WAT WORDT GEVRAAGD: Geef het stuk uit de tekst over het Brusselse daklozenbeleid opnieuw weer, te beginnen bij "Morgen wordt volgens" en doorlopend tot en met "mensen op straat zetten.". Noem daarin "Brusselse regering" voortaan "Brusselse overheid".

BRONTEKST:

--

Bleri Lleshi

Het falen van het daklozenbeleid: wiens verantwoordelijkheid?

Bleri Lleshi Auteur en politiek filosoof

De Brusselse politici, die zelf in goed verwarmde gebouwen zitten, zeggen dat de winter is afgelopen en dus laten ze de daklozen op straat zetten.

Op 31 maart sluit de winteropvang voor de daklozen in Brussel. Dit betekent dat de opvangcapaciteit daalt van 985 plaatsen naar 110. Uit verschillende bronnen krijg ik te horen dat daklozen nu al geweigerd worden in de basishulp en de opvang.

Morgen wordt volgens de weervoorspellingen de koudste 23ste maart in 100 jaar. De volgende dagen blijft het bijzonder koud voor de tijd van het jaar. Toch heeft de Brusselse regering besloten om de daklozen massaal terug op straat te zetten.

De Brusselse politici, die zelf in goed verwarmde gebouwen zitten, zeggen dat de winter is afgelopen en dus geven ze aan Samusocial, de opvangorganisatie voor daklozen, de opdracht om het nodige te doen, met name 900 mensen op straat zetten.

Samusocial trekt aan de alarmbel en vraagt meer beschikbare opvangcapaciteit voor mensen die acute medische bijstand nodig hebben en voor vrouwen. 330 van de mensen die terug op straat belanden worden bijzonder kwetsbaar genoemd. Men maakt zich ‘ernstig zorgen’ over deze daklozen.

--

AANGELEVERDE RECORDS:
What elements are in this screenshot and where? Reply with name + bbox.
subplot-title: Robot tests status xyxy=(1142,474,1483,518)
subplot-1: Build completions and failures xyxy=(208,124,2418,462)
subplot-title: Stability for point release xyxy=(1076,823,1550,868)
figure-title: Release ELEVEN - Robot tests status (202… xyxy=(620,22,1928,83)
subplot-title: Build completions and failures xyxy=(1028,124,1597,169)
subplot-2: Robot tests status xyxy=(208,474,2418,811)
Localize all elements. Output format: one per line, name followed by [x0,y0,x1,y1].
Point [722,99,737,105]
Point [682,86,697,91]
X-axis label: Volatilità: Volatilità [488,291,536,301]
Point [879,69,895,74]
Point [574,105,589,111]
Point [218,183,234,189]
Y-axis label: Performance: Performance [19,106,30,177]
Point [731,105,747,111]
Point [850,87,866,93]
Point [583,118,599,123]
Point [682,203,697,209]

--

UITWERKING:
Morgen wordt volgens de weervoorspellingen de koudste 23ste maart in 100 jaar. De volgende dagen blijft het bijzonder koud voor de tijd van het jaar. Toch heeft de Brusselse overheid besloten om de daklozen massaal terug op straat te zetten.

De Brusselse politici, die zelf in goed verwarmde gebouwen zitten, zeggen dat de winter is afgelopen en dus geven ze aan Samusocial, de opvangorganisatie voor daklozen, de opdracht om het nodige te doen, met name 900 mensen op straat zetten.